Task goal: Write out every line below verbatim, leaving out any pictures.

(Bounding box listings)
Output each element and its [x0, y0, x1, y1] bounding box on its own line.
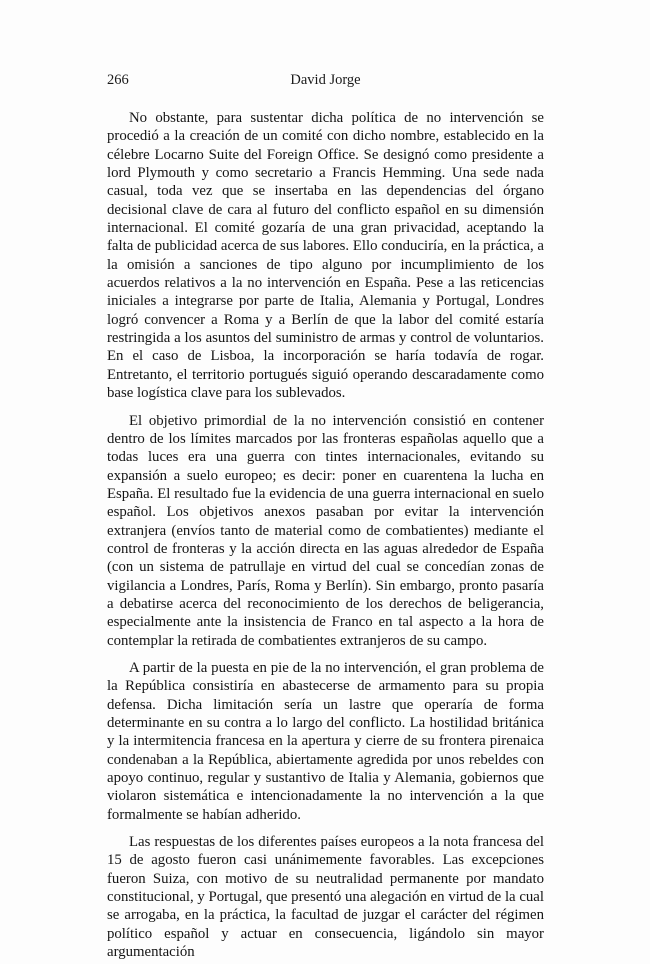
body-text — [107, 109, 544, 961]
paragraph-3: A partir de la puesta en pie de la no intervención, el gran problema de la República consistiría en abastecerse de armamento para su propia defensa. Dicha limitación sería un lastre que operaría de forma determinante en su contra a lo largo del conflicto. La hostilidad británica y la intermitencia francesa en la apertura y cierre de su frontera pirenaica condenaban a la República, abiertamente agredida por unos rebeldes con apoyo continuo, regular y sustantivo de Italia y Alemania, gobiernos que violaron sistemática e intencionadamente la no intervención a la que formalmente se habían adherido. — [107, 659, 544, 823]
running-title: David Jorge — [290, 72, 361, 88]
page-number: 266 — [107, 72, 129, 88]
paragraph-1: No obstante, para sustentar dicha política de no intervención se procedió a la creación de un comité con dicho nombre, establecido en la célebre Locarno Suite del Foreign Office. Se designó como presidente a lord Plymouth y como secretario a Francis Hemming. Una sede nada casual, toda vez que se insertaba en las dependencias del órgano decisional clave de cara al futuro del conflicto español en su dimensión internacional. El comité gozaría de una gran privacidad, aceptando la falta de publicidad acerca de sus labores. Ello conduciría, en la práctica, a la omisión a sanciones de tipo alguno por incumplimiento de los acuerdos relativos a la no intervención en España. Pese a las reticencias iniciales a integrarse por parte de Italia, Alemania y Portugal, Londres logró convencer a Roma y a Berlín de que la labor del comité estaría restringida a los asuntos del suministro de armas y control de voluntarios. En el caso de Lisboa, la incorporación se haría todavía de rogar. Entretanto, el territorio portugués siguió operando descaradamente como base logística clave para los sublevados. — [107, 110, 544, 402]
paragraph-4: Las respuestas de los diferentes países europeos a la nota francesa del 15 de agosto fueron casi unánimemente favorables. Las excepciones fueron Suiza, con motivo de su neutralidad permanente por mandato constitucional, y Portugal, que presentó una alegación en virtud de la cual se arrogaba, en la práctica, la facultad de juzgar el carácter del régimen político español y actuar en consecuencia, ligándolo sin mayor argumentación — [107, 834, 544, 961]
paragraph-2: El objetivo primordial de la no intervención consistió en contener dentro de los límites marcados por las fronteras españolas aquello que a todas luces era una guerra con tintes internacionales, evitando su expansión a suelo europeo; es decir: poner en cuarentena la lucha en España. El resultado fue la evidencia de una guerra internacional en suelo español. Los objetivos anexos pasaban por evitar la intervención extranjera (envíos tanto de material como de combatientes) mediante el control de fronteras y la acción directa en las aguas alrededor de España (con un sistema de patrullaje en virtud del cual se concedían zonas de vigilancia a Londres, París, Roma y Berlín). Sin embargo, pronto pasaría a debatirse acerca del reconocimiento de los derechos de beligerancia, especialmente ante la insistencia de Franco en tal aspecto a la hora de contemplar la retirada de combatientes extranjeros de su campo. — [107, 412, 544, 649]
running-head — [107, 72, 544, 92]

Answer to the task:
Output each element and its [x0, y0, x1, y1] bounding box on its own line.
body-text — [107, 109, 544, 961]
paragraph-3: A partir de la puesta en pie de la no intervención, el gran problema de la República consistiría en abastecerse de armamento para su propia defensa. Dicha limitación sería un lastre que operaría de forma determinante en su contra a lo largo del conflicto. La hostilidad británica y la intermitencia francesa en la apertura y cierre de su frontera pirenaica condenaban a la República, abiertamente agredida por unos rebeldes con apoyo continuo, regular y sustantivo de Italia y Alemania, gobiernos que violaron sistemática e intencionadamente la no intervención a la que formalmente se habían adherido. — [107, 659, 544, 823]
running-title: David Jorge — [290, 72, 361, 88]
page-number: 266 — [107, 72, 129, 88]
paragraph-1: No obstante, para sustentar dicha política de no intervención se procedió a la creación de un comité con dicho nombre, establecido en la célebre Locarno Suite del Foreign Office. Se designó como presidente a lord Plymouth y como secretario a Francis Hemming. Una sede nada casual, toda vez que se insertaba en las dependencias del órgano decisional clave de cara al futuro del conflicto español en su dimensión internacional. El comité gozaría de una gran privacidad, aceptando la falta de publicidad acerca de sus labores. Ello conduciría, en la práctica, a la omisión a sanciones de tipo alguno por incumplimiento de los acuerdos relativos a la no intervención en España. Pese a las reticencias iniciales a integrarse por parte de Italia, Alemania y Portugal, Londres logró convencer a Roma y a Berlín de que la labor del comité estaría restringida a los asuntos del suministro de armas y control de voluntarios. En el caso de Lisboa, la incorporación se haría todavía de rogar. Entretanto, el territorio portugués siguió operando descaradamente como base logística clave para los sublevados. — [107, 110, 544, 402]
paragraph-4: Las respuestas de los diferentes países europeos a la nota francesa del 15 de agosto fueron casi unánimemente favorables. Las excepciones fueron Suiza, con motivo de su neutralidad permanente por mandato constitucional, y Portugal, que presentó una alegación en virtud de la cual se arrogaba, en la práctica, la facultad de juzgar el carácter del régimen político español y actuar en consecuencia, ligándolo sin mayor argumentación — [107, 834, 544, 961]
paragraph-2: El objetivo primordial de la no intervención consistió en contener dentro de los límites marcados por las fronteras españolas aquello que a todas luces era una guerra con tintes internacionales, evitando su expansión a suelo europeo; es decir: poner en cuarentena la lucha en España. El resultado fue la evidencia de una guerra internacional en suelo español. Los objetivos anexos pasaban por evitar la intervención extranjera (envíos tanto de material como de combatientes) mediante el control de fronteras y la acción directa en las aguas alrededor de España (con un sistema de patrullaje en virtud del cual se concedían zonas de vigilancia a Londres, París, Roma y Berlín). Sin embargo, pronto pasaría a debatirse acerca del reconocimiento de los derechos de beligerancia, especialmente ante la insistencia de Franco en tal aspecto a la hora de contemplar la retirada de combatientes extranjeros de su campo. — [107, 412, 544, 649]
running-head — [107, 72, 544, 92]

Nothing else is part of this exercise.